Work to be completed = From the listing below, pull each line that includes "corretamente".

________________________

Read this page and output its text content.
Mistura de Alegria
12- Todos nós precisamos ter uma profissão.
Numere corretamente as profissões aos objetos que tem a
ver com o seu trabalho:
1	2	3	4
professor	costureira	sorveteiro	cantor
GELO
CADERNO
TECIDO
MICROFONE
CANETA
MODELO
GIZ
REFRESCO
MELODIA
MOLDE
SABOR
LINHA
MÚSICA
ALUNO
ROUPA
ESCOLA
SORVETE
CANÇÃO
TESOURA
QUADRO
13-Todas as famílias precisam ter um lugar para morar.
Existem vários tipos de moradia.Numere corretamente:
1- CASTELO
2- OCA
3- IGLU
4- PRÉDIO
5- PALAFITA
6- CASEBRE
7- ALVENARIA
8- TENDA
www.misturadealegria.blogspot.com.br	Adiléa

________________________

Result for this task =
Numere corretamente as profissões aos objetos que tem a
Existem vários tipos de moradia.Numere corretamente:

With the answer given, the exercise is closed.